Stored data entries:
.....

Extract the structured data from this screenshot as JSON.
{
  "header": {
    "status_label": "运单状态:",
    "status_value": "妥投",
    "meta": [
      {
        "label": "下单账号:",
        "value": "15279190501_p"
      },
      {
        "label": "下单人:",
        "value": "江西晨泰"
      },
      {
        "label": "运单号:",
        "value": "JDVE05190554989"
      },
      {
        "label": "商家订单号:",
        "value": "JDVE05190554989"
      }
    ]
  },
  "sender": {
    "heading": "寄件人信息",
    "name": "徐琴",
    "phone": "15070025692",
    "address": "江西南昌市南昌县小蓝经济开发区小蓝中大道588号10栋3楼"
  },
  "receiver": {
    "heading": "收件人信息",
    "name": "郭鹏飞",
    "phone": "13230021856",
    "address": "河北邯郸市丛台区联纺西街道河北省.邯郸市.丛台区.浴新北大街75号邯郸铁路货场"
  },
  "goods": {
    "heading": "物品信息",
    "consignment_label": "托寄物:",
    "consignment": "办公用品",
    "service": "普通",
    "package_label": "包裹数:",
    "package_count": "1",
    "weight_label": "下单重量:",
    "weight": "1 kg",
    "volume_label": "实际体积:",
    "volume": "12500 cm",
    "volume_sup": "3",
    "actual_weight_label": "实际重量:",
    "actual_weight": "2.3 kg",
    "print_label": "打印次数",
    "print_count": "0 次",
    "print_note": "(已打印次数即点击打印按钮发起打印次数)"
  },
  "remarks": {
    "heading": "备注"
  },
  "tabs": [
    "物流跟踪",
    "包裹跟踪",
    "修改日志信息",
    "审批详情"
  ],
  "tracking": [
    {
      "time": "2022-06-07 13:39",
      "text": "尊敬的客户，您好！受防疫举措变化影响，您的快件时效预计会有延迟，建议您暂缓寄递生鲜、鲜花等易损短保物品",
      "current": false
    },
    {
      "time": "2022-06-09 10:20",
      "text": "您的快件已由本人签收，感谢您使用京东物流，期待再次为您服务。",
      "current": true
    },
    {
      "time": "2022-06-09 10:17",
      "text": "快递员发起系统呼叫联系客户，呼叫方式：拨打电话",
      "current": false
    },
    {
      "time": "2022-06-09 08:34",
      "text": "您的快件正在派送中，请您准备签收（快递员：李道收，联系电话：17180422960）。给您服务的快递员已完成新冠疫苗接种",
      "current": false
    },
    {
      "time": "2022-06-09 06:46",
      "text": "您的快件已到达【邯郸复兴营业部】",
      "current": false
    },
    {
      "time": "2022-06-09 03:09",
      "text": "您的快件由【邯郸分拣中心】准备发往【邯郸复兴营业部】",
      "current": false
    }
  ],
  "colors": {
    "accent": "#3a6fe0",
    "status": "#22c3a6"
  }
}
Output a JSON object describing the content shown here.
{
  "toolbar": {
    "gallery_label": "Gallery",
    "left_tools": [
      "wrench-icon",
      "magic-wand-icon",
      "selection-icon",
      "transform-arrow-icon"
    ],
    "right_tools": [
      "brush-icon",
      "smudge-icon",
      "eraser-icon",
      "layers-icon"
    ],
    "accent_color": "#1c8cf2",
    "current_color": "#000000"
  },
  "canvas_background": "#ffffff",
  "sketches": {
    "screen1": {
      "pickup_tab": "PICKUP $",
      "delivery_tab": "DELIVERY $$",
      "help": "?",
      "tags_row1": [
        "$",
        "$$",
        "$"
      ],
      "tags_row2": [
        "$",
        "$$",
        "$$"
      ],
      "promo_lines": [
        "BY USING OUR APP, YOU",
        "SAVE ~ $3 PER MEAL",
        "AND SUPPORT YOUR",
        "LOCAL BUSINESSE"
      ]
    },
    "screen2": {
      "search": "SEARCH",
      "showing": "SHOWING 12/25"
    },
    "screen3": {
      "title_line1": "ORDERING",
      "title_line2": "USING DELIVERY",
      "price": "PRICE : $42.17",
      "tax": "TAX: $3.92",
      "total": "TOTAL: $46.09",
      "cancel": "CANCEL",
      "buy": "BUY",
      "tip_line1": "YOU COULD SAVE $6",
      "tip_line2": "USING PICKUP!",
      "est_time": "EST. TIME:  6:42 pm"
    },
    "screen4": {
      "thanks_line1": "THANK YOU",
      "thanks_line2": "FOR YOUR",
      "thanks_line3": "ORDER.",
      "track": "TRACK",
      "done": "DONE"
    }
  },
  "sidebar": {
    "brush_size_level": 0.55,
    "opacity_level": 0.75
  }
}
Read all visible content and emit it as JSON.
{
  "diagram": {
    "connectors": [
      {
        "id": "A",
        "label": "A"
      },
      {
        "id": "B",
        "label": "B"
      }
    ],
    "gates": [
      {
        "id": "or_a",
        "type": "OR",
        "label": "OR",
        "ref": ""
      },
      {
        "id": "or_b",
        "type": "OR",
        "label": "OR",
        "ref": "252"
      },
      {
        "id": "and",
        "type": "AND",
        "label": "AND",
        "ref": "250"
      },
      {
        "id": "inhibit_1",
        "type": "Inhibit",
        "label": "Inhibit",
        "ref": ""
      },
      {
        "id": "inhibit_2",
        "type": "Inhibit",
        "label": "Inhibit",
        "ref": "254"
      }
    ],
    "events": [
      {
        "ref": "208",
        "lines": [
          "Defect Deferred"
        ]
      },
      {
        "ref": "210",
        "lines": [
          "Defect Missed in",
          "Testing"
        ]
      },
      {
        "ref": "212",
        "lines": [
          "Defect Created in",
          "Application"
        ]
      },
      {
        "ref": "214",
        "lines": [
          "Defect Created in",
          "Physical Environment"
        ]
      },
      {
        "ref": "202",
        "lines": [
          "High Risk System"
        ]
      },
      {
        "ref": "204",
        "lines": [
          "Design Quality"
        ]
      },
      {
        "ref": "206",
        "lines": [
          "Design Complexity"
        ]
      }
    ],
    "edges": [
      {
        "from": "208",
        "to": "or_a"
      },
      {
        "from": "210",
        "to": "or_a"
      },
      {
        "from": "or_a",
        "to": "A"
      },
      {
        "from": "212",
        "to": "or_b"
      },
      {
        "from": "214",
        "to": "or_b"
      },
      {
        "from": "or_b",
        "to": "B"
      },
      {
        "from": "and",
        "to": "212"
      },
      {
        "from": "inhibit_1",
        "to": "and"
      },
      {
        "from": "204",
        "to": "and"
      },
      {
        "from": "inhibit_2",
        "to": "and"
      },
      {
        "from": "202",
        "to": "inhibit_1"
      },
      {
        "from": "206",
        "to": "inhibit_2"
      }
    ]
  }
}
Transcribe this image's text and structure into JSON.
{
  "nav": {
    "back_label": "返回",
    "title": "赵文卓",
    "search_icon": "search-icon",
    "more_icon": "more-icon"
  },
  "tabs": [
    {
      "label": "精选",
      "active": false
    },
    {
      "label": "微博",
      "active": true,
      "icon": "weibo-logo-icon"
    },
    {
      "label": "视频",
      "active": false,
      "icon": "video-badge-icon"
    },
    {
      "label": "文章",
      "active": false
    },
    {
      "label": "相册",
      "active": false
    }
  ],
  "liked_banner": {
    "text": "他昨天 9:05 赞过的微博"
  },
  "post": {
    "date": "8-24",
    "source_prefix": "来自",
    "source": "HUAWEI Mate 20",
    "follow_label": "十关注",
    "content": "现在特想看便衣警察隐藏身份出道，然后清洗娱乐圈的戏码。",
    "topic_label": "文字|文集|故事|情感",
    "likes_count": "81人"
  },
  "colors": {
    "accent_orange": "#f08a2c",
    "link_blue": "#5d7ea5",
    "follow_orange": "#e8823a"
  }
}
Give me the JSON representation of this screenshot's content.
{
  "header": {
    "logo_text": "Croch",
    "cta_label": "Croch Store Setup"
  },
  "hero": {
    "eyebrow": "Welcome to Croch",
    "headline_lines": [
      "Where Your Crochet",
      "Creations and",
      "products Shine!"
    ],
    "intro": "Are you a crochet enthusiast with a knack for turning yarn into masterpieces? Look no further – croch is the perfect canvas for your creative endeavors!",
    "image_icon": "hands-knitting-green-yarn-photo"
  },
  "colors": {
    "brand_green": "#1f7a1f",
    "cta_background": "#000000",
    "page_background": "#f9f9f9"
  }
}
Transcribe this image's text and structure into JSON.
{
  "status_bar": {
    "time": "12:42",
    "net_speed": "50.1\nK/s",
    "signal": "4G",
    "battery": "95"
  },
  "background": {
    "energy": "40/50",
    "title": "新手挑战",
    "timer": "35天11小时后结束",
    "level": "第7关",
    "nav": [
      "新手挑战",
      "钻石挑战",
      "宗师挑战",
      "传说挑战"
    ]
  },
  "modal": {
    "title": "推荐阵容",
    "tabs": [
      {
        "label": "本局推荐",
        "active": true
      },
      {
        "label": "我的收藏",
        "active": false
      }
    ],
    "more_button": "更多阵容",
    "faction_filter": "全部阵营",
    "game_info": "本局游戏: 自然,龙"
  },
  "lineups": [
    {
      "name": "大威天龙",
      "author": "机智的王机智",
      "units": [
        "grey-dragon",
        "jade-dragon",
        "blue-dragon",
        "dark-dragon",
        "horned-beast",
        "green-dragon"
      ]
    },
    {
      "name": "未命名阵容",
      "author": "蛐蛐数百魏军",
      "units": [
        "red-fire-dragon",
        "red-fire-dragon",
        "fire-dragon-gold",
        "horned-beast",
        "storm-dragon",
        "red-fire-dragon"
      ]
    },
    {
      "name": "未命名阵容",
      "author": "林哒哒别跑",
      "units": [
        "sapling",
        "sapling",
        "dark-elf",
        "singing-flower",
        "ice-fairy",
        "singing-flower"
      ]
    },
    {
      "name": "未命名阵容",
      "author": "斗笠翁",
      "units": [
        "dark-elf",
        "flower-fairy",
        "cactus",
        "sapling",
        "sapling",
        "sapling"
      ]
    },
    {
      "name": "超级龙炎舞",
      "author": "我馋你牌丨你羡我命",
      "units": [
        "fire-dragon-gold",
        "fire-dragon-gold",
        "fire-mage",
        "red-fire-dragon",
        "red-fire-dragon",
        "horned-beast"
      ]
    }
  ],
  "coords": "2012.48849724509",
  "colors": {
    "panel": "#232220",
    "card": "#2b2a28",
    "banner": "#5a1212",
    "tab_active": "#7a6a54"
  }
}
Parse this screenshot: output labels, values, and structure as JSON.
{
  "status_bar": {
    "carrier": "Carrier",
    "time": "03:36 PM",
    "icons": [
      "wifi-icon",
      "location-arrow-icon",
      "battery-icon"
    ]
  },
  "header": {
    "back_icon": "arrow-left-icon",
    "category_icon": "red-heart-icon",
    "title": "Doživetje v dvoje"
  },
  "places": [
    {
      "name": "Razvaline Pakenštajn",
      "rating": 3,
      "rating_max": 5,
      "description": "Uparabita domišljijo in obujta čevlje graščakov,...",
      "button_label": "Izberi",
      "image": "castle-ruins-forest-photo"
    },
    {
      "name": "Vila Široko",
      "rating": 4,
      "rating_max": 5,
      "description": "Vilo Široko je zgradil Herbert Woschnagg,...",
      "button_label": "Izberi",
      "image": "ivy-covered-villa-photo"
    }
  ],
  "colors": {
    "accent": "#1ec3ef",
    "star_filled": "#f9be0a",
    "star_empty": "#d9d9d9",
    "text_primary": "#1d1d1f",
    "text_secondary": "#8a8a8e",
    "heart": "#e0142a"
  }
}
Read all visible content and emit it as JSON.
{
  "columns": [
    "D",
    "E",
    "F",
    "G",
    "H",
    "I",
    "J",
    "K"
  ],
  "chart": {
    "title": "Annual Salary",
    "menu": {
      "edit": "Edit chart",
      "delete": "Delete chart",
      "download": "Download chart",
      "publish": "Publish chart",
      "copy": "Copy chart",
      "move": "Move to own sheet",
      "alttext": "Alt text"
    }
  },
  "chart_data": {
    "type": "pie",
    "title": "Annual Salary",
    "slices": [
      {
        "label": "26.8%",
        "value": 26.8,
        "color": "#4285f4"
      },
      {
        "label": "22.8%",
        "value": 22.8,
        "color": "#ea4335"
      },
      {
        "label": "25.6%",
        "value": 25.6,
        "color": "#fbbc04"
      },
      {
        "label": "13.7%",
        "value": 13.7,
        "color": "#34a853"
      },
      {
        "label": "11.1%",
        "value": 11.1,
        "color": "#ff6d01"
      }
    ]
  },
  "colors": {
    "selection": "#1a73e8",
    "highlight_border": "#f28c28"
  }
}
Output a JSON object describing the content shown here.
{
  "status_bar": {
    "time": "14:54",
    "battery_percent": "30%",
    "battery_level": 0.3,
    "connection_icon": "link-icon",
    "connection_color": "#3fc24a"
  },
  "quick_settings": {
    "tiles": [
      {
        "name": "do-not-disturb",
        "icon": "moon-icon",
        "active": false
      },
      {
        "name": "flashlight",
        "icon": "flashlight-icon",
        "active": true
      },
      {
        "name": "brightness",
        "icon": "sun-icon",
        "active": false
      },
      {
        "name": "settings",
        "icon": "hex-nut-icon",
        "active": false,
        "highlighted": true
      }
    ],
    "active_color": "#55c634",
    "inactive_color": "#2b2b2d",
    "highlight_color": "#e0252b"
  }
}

.....

* _PROBLEM TO SOLVE_
In the entries above, find every line with the word "this" and list it.

* _TASK RESPONSE_
Extract the structured data from this screenshot as JSON.
Transcribe this image's text and structure into JSON.
Give me the JSON representation of this screenshot's content.
Transcribe this image's text and structure into JSON.
Parse this screenshot: output labels, values, and structure as JSON.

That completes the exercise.